** DATA ROWS **

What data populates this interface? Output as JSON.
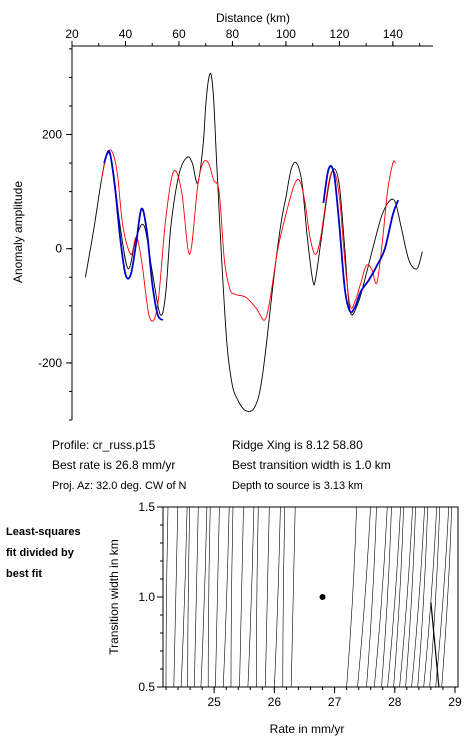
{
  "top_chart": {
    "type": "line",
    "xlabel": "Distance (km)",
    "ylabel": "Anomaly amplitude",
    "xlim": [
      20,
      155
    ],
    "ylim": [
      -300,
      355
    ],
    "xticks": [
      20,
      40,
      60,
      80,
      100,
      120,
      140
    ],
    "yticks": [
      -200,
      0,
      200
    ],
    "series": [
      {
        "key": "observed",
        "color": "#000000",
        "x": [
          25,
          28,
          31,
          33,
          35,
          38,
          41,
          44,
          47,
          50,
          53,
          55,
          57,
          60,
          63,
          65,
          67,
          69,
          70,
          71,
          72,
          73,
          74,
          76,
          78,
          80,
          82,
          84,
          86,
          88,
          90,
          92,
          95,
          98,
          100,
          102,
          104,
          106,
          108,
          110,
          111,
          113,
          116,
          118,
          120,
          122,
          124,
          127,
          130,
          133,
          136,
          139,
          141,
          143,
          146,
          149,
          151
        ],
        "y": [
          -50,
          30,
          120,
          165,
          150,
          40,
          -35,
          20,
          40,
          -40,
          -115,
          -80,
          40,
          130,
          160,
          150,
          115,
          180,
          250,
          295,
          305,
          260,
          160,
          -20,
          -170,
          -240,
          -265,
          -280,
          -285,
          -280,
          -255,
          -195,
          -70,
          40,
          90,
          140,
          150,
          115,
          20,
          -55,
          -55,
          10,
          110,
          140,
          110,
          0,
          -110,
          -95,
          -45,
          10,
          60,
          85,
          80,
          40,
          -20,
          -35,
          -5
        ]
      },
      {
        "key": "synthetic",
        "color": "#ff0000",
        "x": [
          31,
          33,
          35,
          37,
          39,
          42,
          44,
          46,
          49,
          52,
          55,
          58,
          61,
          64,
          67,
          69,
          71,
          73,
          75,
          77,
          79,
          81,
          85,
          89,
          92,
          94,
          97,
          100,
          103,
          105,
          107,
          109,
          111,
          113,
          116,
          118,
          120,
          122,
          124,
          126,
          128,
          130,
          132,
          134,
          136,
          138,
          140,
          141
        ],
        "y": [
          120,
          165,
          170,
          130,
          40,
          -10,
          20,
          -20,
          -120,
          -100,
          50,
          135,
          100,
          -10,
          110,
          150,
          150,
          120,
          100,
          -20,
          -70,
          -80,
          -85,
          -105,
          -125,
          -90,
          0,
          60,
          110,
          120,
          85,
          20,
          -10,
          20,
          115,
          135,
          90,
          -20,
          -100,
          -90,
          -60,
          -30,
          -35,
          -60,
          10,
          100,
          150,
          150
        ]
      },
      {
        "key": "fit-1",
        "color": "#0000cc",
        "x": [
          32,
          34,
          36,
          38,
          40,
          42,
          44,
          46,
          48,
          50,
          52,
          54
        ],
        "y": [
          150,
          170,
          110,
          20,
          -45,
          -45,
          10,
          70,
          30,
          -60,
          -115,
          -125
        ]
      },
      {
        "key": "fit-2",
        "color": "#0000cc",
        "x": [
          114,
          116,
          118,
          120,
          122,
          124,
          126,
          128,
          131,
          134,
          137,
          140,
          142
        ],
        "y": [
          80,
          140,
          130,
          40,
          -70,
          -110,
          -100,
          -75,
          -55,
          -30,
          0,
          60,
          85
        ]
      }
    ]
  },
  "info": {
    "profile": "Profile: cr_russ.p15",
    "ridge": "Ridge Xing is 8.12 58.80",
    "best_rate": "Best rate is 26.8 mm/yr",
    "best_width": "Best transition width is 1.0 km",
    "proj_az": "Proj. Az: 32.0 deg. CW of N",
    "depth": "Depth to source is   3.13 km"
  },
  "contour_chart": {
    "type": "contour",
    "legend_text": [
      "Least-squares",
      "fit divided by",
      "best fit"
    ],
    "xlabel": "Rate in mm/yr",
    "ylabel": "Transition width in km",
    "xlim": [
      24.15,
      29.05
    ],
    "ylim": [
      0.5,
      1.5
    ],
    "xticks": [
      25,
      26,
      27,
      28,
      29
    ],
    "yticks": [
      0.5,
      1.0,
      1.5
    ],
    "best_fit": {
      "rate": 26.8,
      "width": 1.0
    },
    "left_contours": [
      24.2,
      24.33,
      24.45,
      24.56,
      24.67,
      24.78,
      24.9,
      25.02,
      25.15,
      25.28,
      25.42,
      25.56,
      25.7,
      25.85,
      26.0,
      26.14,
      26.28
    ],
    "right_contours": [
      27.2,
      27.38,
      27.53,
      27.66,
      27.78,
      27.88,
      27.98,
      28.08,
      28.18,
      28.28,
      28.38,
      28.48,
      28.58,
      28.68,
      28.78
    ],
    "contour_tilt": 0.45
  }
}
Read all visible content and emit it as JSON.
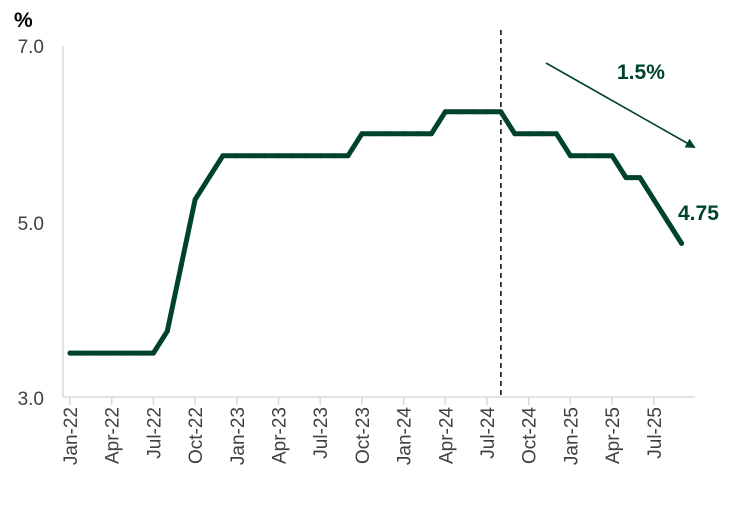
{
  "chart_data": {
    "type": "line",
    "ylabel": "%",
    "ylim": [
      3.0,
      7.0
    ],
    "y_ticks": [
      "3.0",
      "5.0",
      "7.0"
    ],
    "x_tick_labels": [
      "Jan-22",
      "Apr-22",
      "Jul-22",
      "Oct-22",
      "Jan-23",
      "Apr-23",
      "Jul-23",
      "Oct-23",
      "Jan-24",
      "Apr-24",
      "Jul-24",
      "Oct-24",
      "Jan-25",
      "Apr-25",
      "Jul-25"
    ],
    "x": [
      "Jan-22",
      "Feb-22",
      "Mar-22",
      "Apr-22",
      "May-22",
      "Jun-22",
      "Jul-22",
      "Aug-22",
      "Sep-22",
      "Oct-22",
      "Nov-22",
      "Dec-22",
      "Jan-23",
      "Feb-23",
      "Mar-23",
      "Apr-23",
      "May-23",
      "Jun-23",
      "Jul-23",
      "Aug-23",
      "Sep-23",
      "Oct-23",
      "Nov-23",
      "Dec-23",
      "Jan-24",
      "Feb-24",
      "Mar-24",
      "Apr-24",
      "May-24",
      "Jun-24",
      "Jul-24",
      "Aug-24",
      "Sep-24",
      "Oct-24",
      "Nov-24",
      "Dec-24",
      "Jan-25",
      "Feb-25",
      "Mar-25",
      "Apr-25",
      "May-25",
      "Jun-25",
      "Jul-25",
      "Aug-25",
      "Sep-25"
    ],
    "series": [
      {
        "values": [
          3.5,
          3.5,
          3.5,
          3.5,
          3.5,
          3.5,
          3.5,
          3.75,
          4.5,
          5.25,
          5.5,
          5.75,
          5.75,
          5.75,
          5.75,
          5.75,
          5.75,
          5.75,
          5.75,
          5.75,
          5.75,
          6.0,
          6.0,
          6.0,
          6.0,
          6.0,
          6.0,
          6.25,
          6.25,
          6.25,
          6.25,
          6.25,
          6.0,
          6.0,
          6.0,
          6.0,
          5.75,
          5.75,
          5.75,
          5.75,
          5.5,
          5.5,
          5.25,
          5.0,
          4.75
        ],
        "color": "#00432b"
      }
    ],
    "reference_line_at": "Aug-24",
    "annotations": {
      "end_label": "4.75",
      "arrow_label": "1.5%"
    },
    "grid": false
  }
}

** WHAT YOU WILL DO **
Pull every line containing "JSON" out of the records.

** OUTPUT **
What data populates this interface? Output as JSON.
Read all visible content and emit it as JSON.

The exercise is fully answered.